[Start of EXCERPT]
So I just got one little swarm, the otheres the homeowner captured and put back into the hives. So I imagine there will be more.... My little swarm has a queen but most likely I think a virgin queen. I gave it to my neighbor for her 2nd hive and we will check it in a couple weeks for brood. I suggested she feed this one as it is so small....

So the score is 4 for swarms; 0 for swarm traps..... inch:


----------



## rwurster (Oct 30, 2010)

Caught 5 swarms so far, none from traps. Biggest was about 7 pounds of bees, it looked like there was a bear in a tree. One 4 pounder and 3 - two pound swarms. It has been a decent year so far for swarms.


----------



## NasalSponge (Jul 22, 2008)

6 so far with one absconding and countless missed calls, it seems folks with large balls of bees in their yards do not like to leave messages....go figure.


----------



## rwurster (Oct 30, 2010)

Got another one last night. The woman said it was on her gutter... it was IN her gutter. That one was no fun, I need to make a bee vac.


----------



## ScoutBee (Feb 25, 2011)

I've picked up 8 swarms so far this year and 6 of them have been in the last 4 days. Well one had made it into a hole in a garage wall by the time the people spotted it. So that turned into a cut-out.  The two biggest were over 7 + pounds. A great year for swarms for sure. :thumbsup:


----------



## rwurster (Oct 30, 2010)

I have a cut out to do on Monday, it will be my first and I'm pumped to do it. I love getting bees, absolutely love it. It also gives good experience in swapping brood/resources of bigger hives to get swarms started and splitting if you need to boost smaller swarms or combining. Good stuff.


----------



## D Semple (Jun 18, 2010)

NasalSponge said:


> 6 so far with one absconding and countless missed calls, *it seems folks with large balls of bees in their yards do not like to leave messages....go figure.*


Echo that! 

That's why I'll interupt the president to answer the phone during swarm season.
[End of EXCERPT]
TASK BRIEF: From the thread on catching bee swarms, write out word for word the passage starting with "## D Semple" and going on through "during swarm season.".
[Start of DATASET EXCERPT]
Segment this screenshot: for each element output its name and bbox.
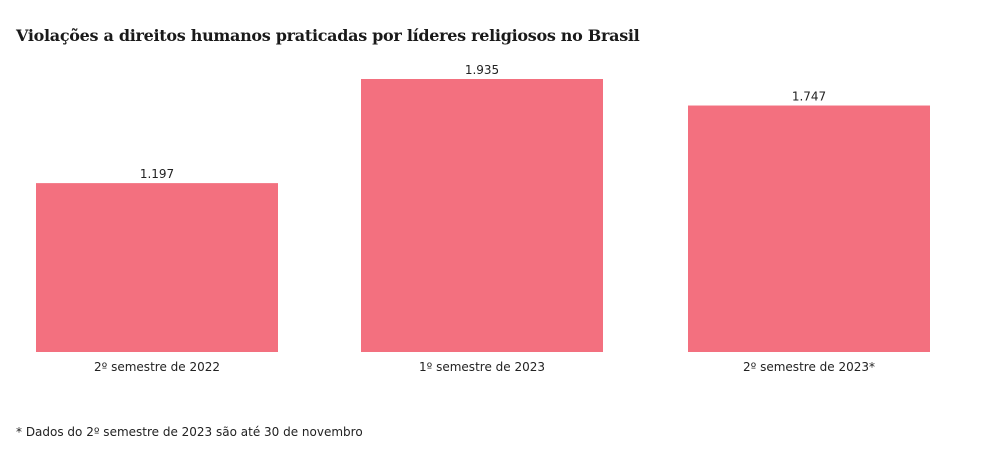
[End of DATASET EXCERPT]
REPLY:
## D Semple (Jun 18, 2010)

NasalSponge said:


> 6 so far with one absconding and countless missed calls, *it seems folks with large balls of bees in their yards do not like to leave messages....go figure.*


Echo that! 

That's why I'll interupt the president to answer the phone during swarm season.